** BRIEF **
Make an exact copy of the entries, and keep any pictures out of it.

● ● ● ● ●

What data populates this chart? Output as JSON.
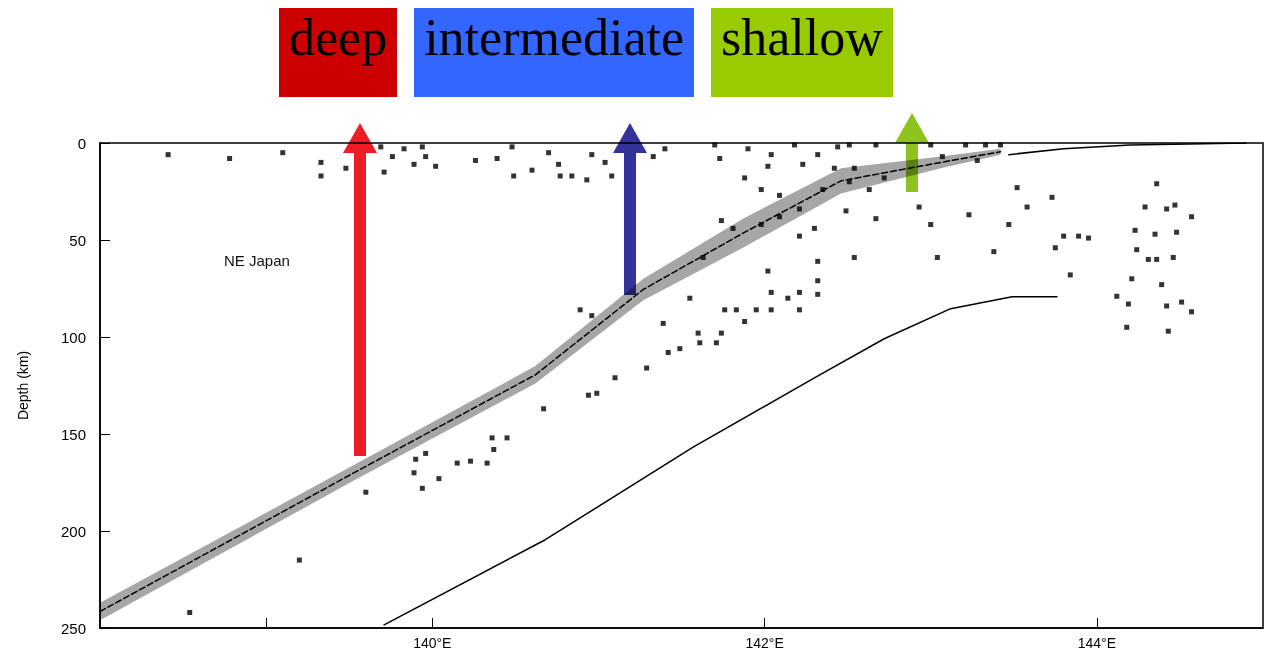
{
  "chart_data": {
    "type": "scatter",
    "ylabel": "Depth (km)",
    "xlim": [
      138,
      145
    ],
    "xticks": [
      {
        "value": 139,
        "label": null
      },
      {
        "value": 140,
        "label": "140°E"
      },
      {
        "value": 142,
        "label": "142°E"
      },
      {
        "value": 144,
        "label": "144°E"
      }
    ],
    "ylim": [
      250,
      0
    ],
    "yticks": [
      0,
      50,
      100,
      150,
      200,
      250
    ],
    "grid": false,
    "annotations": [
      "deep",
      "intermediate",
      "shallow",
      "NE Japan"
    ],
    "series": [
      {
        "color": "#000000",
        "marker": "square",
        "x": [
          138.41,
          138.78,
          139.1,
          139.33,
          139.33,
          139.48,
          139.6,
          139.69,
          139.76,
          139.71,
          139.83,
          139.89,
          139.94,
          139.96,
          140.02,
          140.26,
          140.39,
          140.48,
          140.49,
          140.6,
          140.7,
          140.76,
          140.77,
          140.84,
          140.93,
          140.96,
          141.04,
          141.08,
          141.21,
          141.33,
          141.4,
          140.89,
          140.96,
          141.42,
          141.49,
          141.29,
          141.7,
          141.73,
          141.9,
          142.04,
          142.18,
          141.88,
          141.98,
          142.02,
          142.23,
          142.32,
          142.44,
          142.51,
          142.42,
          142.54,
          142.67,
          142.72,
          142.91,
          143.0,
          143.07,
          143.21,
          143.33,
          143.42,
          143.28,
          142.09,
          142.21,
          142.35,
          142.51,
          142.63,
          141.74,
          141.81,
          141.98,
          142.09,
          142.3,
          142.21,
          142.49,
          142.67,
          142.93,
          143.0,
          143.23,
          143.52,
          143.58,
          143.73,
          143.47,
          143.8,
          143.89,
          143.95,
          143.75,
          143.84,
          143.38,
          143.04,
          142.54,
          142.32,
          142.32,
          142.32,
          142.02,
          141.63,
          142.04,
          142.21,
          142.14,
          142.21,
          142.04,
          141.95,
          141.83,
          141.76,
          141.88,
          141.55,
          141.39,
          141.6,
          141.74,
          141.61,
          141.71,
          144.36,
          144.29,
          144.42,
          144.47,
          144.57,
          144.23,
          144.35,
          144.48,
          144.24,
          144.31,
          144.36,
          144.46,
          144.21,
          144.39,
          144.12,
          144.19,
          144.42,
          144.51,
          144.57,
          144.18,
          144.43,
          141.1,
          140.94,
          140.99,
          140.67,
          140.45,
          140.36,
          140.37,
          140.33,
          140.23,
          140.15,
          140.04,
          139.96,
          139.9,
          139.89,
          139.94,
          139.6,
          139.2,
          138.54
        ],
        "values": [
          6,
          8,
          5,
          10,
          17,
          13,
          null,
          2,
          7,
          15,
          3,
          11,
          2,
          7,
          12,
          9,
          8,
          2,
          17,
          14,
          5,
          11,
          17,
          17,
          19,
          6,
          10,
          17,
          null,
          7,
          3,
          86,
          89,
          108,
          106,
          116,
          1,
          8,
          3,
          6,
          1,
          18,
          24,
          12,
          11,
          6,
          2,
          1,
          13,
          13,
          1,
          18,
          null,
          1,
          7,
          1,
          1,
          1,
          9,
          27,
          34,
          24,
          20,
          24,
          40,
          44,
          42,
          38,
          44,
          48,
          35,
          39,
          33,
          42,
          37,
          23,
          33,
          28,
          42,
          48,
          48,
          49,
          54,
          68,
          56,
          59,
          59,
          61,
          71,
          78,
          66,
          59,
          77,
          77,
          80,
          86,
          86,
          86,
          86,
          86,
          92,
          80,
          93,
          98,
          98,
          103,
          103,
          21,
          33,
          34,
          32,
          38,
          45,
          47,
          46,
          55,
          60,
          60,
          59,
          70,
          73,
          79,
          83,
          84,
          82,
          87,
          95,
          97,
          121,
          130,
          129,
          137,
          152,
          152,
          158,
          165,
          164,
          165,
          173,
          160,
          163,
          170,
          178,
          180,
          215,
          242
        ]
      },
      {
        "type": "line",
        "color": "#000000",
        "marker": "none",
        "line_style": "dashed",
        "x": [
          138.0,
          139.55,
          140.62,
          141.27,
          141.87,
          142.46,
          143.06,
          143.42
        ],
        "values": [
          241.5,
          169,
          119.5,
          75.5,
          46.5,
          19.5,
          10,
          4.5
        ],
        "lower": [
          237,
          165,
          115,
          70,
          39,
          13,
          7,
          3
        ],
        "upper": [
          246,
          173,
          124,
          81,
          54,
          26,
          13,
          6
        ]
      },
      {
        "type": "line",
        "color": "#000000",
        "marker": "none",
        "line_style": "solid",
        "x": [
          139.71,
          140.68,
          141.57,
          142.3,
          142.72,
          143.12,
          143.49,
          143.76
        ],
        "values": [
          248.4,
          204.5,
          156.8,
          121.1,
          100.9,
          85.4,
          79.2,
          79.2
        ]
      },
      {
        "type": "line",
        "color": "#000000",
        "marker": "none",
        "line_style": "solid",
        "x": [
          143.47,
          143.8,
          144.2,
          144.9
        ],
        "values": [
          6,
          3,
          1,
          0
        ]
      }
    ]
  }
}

● ● ● ● ●

** EXPECTED OUTPUT **
What data populates this chart? Output as JSON.
{
  "chart_data": {
    "type": "scatter",
    "ylabel": "Depth (km)",
    "xlim": [
      138,
      145
    ],
    "xticks": [
      {
        "value": 139,
        "label": null
      },
      {
        "value": 140,
        "label": "140°E"
      },
      {
        "value": 142,
        "label": "142°E"
      },
      {
        "value": 144,
        "label": "144°E"
      }
    ],
    "ylim": [
      250,
      0
    ],
    "yticks": [
      0,
      50,
      100,
      150,
      200,
      250
    ],
    "grid": false,
    "annotations": [
      "deep",
      "intermediate",
      "shallow",
      "NE Japan"
    ],
    "series": [
      {
        "color": "#000000",
        "marker": "square",
        "x": [
          138.41,
          138.78,
          139.1,
          139.33,
          139.33,
          139.48,
          139.6,
          139.69,
          139.76,
          139.71,
          139.83,
          139.89,
          139.94,
          139.96,
          140.02,
          140.26,
          140.39,
          140.48,
          140.49,
          140.6,
          140.7,
          140.76,
          140.77,
          140.84,
          140.93,
          140.96,
          141.04,
          141.08,
          141.21,
          141.33,
          141.4,
          140.89,
          140.96,
          141.42,
          141.49,
          141.29,
          141.7,
          141.73,
          141.9,
          142.04,
          142.18,
          141.88,
          141.98,
          142.02,
          142.23,
          142.32,
          142.44,
          142.51,
          142.42,
          142.54,
          142.67,
          142.72,
          142.91,
          143.0,
          143.07,
          143.21,
          143.33,
          143.42,
          143.28,
          142.09,
          142.21,
          142.35,
          142.51,
          142.63,
          141.74,
          141.81,
          141.98,
          142.09,
          142.3,
          142.21,
          142.49,
          142.67,
          142.93,
          143.0,
          143.23,
          143.52,
          143.58,
          143.73,
          143.47,
          143.8,
          143.89,
          143.95,
          143.75,
          143.84,
          143.38,
          143.04,
          142.54,
          142.32,
          142.32,
          142.32,
          142.02,
          141.63,
          142.04,
          142.21,
          142.14,
          142.21,
          142.04,
          141.95,
          141.83,
          141.76,
          141.88,
          141.55,
          141.39,
          141.6,
          141.74,
          141.61,
          141.71,
          144.36,
          144.29,
          144.42,
          144.47,
          144.57,
          144.23,
          144.35,
          144.48,
          144.24,
          144.31,
          144.36,
          144.46,
          144.21,
          144.39,
          144.12,
          144.19,
          144.42,
          144.51,
          144.57,
          144.18,
          144.43,
          141.1,
          140.94,
          140.99,
          140.67,
          140.45,
          140.36,
          140.37,
          140.33,
          140.23,
          140.15,
          140.04,
          139.96,
          139.9,
          139.89,
          139.94,
          139.6,
          139.2,
          138.54
        ],
        "values": [
          6,
          8,
          5,
          10,
          17,
          13,
          null,
          2,
          7,
          15,
          3,
          11,
          2,
          7,
          12,
          9,
          8,
          2,
          17,
          14,
          5,
          11,
          17,
          17,
          19,
          6,
          10,
          17,
          null,
          7,
          3,
          86,
          89,
          108,
          106,
          116,
          1,
          8,
          3,
          6,
          1,
          18,
          24,
          12,
          11,
          6,
          2,
          1,
          13,
          13,
          1,
          18,
          null,
          1,
          7,
          1,
          1,
          1,
          9,
          27,
          34,
          24,
          20,
          24,
          40,
          44,
          42,
          38,
          44,
          48,
          35,
          39,
          33,
          42,
          37,
          23,
          33,
          28,
          42,
          48,
          48,
          49,
          54,
          68,
          56,
          59,
          59,
          61,
          71,
          78,
          66,
          59,
          77,
          77,
          80,
          86,
          86,
          86,
          86,
          86,
          92,
          80,
          93,
          98,
          98,
          103,
          103,
          21,
          33,
          34,
          32,
          38,
          45,
          47,
          46,
          55,
          60,
          60,
          59,
          70,
          73,
          79,
          83,
          84,
          82,
          87,
          95,
          97,
          121,
          130,
          129,
          137,
          152,
          152,
          158,
          165,
          164,
          165,
          173,
          160,
          163,
          170,
          178,
          180,
          215,
          242
        ]
      },
      {
        "type": "line",
        "color": "#000000",
        "marker": "none",
        "line_style": "dashed",
        "x": [
          138.0,
          139.55,
          140.62,
          141.27,
          141.87,
          142.46,
          143.06,
          143.42
        ],
        "values": [
          241.5,
          169,
          119.5,
          75.5,
          46.5,
          19.5,
          10,
          4.5
        ],
        "lower": [
          237,
          165,
          115,
          70,
          39,
          13,
          7,
          3
        ],
        "upper": [
          246,
          173,
          124,
          81,
          54,
          26,
          13,
          6
        ]
      },
      {
        "type": "line",
        "color": "#000000",
        "marker": "none",
        "line_style": "solid",
        "x": [
          139.71,
          140.68,
          141.57,
          142.3,
          142.72,
          143.12,
          143.49,
          143.76
        ],
        "values": [
          248.4,
          204.5,
          156.8,
          121.1,
          100.9,
          85.4,
          79.2,
          79.2
        ]
      },
      {
        "type": "line",
        "color": "#000000",
        "marker": "none",
        "line_style": "solid",
        "x": [
          143.47,
          143.8,
          144.2,
          144.9
        ],
        "values": [
          6,
          3,
          1,
          0
        ]
      }
    ]
  }
}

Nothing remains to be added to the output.